BEGIN Data for this task

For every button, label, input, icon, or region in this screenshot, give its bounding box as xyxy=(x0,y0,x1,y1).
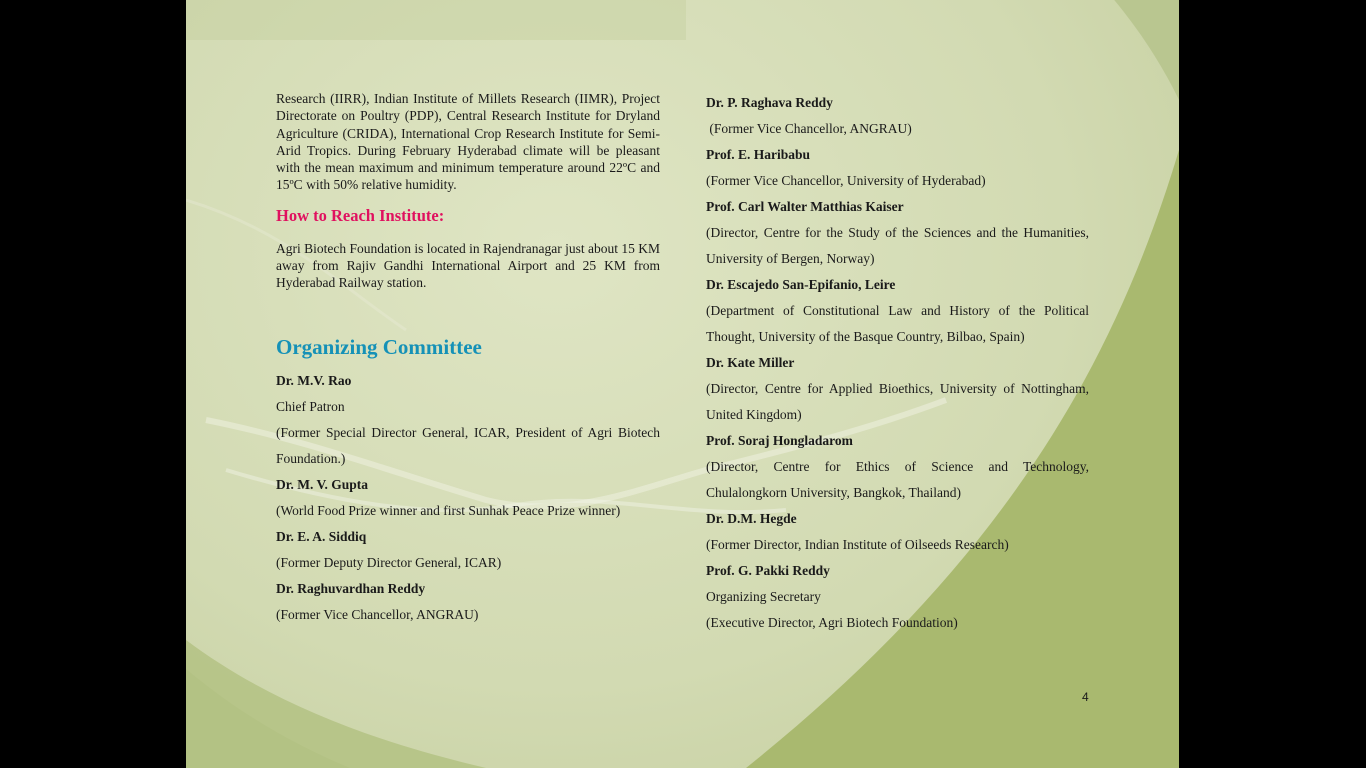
member-name: Dr. Raghuvardhan Reddy xyxy=(276,580,426,596)
member-name: Dr. P. Raghava Reddy xyxy=(706,95,833,110)
committee-heading: Organizing Committee xyxy=(276,334,482,359)
committee-member xyxy=(276,524,660,576)
member-role: Chief Patron xyxy=(276,398,345,414)
committee-member xyxy=(276,472,660,524)
committee-member xyxy=(706,558,1089,636)
member-affiliation: (Director, Centre for Applied Bioethics, University of Nottingham, United Kingdom) xyxy=(706,381,1089,422)
member-affiliation: (Department of Constitutional Law and History of the Political Thought, University of the Basque Country, Bilbao, Spain) xyxy=(706,303,1089,344)
member-affiliation: (Former Vice Chancellor, ANGRAU) xyxy=(706,121,912,136)
member-affiliation: (Director, Centre for the Study of the Sciences and the Humanities, University of Bergen, Norway) xyxy=(706,225,1089,266)
document-page xyxy=(186,0,1179,768)
member-affiliation: (Former Director, Indian Institute of Oilseeds Research) xyxy=(706,537,1009,552)
committee-member xyxy=(276,576,660,628)
member-name: Dr. M.V. Rao xyxy=(276,372,352,388)
member-affiliation: (Former Deputy Director General, ICAR) xyxy=(276,554,502,570)
committee-member xyxy=(276,368,660,472)
committee-member xyxy=(706,506,1089,558)
left-column xyxy=(276,90,660,628)
reach-paragraph: Agri Biotech Foundation is located in Rajendranagar just about 15 KM away from Rajiv Gandhi International Airport and 25 KM from Hyderabad Railway station. xyxy=(276,240,660,291)
member-name: Prof. E. Haribabu xyxy=(706,147,811,162)
committee-member xyxy=(706,142,1089,194)
committee-member xyxy=(706,350,1089,428)
member-name: Dr. E. A. Siddiq xyxy=(276,528,367,544)
member-name: Prof. Soraj Hongladarom xyxy=(706,433,853,448)
committee-member xyxy=(706,428,1089,506)
committee-member xyxy=(706,272,1089,350)
member-affiliation: (Former Vice Chancellor, University of Hyderabad) xyxy=(706,173,986,188)
committee-member xyxy=(706,194,1089,272)
intro-paragraph: Research (IIRR), Indian Institute of Millets Research (IIMR), Project Directorate on Poultry (PDP), Central Research Institute for Dryland Agriculture (CRIDA), International Crop Research Institute for Semi-Arid Tropics. During February Hyderabad climate will be pleasant with the mean maximum and minimum temperature around 22ºC and 15ºC with 50% relative humidity. xyxy=(276,91,660,193)
member-name: Dr. Escajedo San-Epifanio, Leire xyxy=(706,277,896,292)
member-role: Organizing Secretary xyxy=(706,589,821,604)
right-column xyxy=(706,90,1089,636)
member-affiliation: (Director, Centre for Ethics of Science and Technology, Chulalongkorn University, Bangkok, Thailand) xyxy=(706,459,1089,500)
member-affiliation: (Former Special Director General, ICAR, President of Agri Biotech Foundation.) xyxy=(276,424,660,466)
member-name: Prof. G. Pakki Reddy xyxy=(706,563,830,578)
member-name: Dr. D.M. Hegde xyxy=(706,511,797,526)
page-number: 4 xyxy=(1082,690,1089,704)
member-affiliation: (Executive Director, Agri Biotech Foundation) xyxy=(706,615,958,630)
member-name: Prof. Carl Walter Matthias Kaiser xyxy=(706,199,904,214)
member-affiliation: (World Food Prize winner and first Sunhak Peace Prize winner) xyxy=(276,502,621,518)
member-name: Dr. M. V. Gupta xyxy=(276,476,369,492)
reach-heading: How to Reach Institute: xyxy=(276,205,445,225)
member-affiliation: (Former Vice Chancellor, ANGRAU) xyxy=(276,606,479,622)
member-name: Dr. Kate Miller xyxy=(706,355,795,370)
committee-member xyxy=(706,90,1089,142)
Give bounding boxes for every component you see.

END Data for this task

* Aim of the task *
Reproduce all of the material above verbatim, line for line, and leave out the picture.

* Complete answer *
For every button, label, input, icon, or region in this screenshot, give its bounding box as xyxy=(x0,y0,x1,y1).
member-name: Dr. Raghuvardhan Reddy xyxy=(276,580,426,596)
member-name: Dr. P. Raghava Reddy xyxy=(706,95,833,110)
committee-heading: Organizing Committee xyxy=(276,334,482,359)
committee-member xyxy=(276,524,660,576)
member-role: Chief Patron xyxy=(276,398,345,414)
committee-member xyxy=(276,472,660,524)
committee-member xyxy=(706,558,1089,636)
member-affiliation: (Director, Centre for Applied Bioethics, University of Nottingham, United Kingdom) xyxy=(706,381,1089,422)
member-affiliation: (Department of Constitutional Law and History of the Political Thought, University of the Basque Country, Bilbao, Spain) xyxy=(706,303,1089,344)
member-affiliation: (Former Vice Chancellor, ANGRAU) xyxy=(706,121,912,136)
member-affiliation: (Director, Centre for the Study of the Sciences and the Humanities, University of Bergen, Norway) xyxy=(706,225,1089,266)
document-page xyxy=(186,0,1179,768)
member-affiliation: (Former Director, Indian Institute of Oilseeds Research) xyxy=(706,537,1009,552)
committee-member xyxy=(276,576,660,628)
member-name: Dr. M.V. Rao xyxy=(276,372,352,388)
member-affiliation: (Former Deputy Director General, ICAR) xyxy=(276,554,502,570)
committee-member xyxy=(276,368,660,472)
committee-member xyxy=(706,506,1089,558)
left-column xyxy=(276,90,660,628)
reach-paragraph: Agri Biotech Foundation is located in Rajendranagar just about 15 KM away from Rajiv Gandhi International Airport and 25 KM from Hyderabad Railway station. xyxy=(276,240,660,291)
member-name: Prof. E. Haribabu xyxy=(706,147,811,162)
committee-member xyxy=(706,142,1089,194)
committee-member xyxy=(706,350,1089,428)
member-name: Dr. E. A. Siddiq xyxy=(276,528,367,544)
member-name: Prof. Soraj Hongladarom xyxy=(706,433,853,448)
committee-member xyxy=(706,428,1089,506)
committee-member xyxy=(706,272,1089,350)
member-affiliation: (Former Vice Chancellor, University of Hyderabad) xyxy=(706,173,986,188)
committee-member xyxy=(706,194,1089,272)
intro-paragraph: Research (IIRR), Indian Institute of Millets Research (IIMR), Project Directorate on Poultry (PDP), Central Research Institute for Dryland Agriculture (CRIDA), International Crop Research Institute for Semi-Arid Tropics. During February Hyderabad climate will be pleasant with the mean maximum and minimum temperature around 22ºC and 15ºC with 50% relative humidity. xyxy=(276,91,660,193)
member-name: Dr. Escajedo San-Epifanio, Leire xyxy=(706,277,896,292)
member-role: Organizing Secretary xyxy=(706,589,821,604)
right-column xyxy=(706,90,1089,636)
member-affiliation: (Director, Centre for Ethics of Science and Technology, Chulalongkorn University, Bangkok, Thailand) xyxy=(706,459,1089,500)
member-affiliation: (Former Special Director General, ICAR, President of Agri Biotech Foundation.) xyxy=(276,424,660,466)
member-name: Prof. G. Pakki Reddy xyxy=(706,563,830,578)
member-name: Dr. D.M. Hegde xyxy=(706,511,797,526)
page-number: 4 xyxy=(1082,690,1089,704)
member-affiliation: (Executive Director, Agri Biotech Foundation) xyxy=(706,615,958,630)
member-name: Prof. Carl Walter Matthias Kaiser xyxy=(706,199,904,214)
member-affiliation: (World Food Prize winner and first Sunhak Peace Prize winner) xyxy=(276,502,621,518)
member-name: Dr. M. V. Gupta xyxy=(276,476,369,492)
reach-heading: How to Reach Institute: xyxy=(276,205,445,225)
member-affiliation: (Former Vice Chancellor, ANGRAU) xyxy=(276,606,479,622)
member-name: Dr. Kate Miller xyxy=(706,355,795,370)
committee-member xyxy=(706,90,1089,142)
Give bounding boxes for every component you see.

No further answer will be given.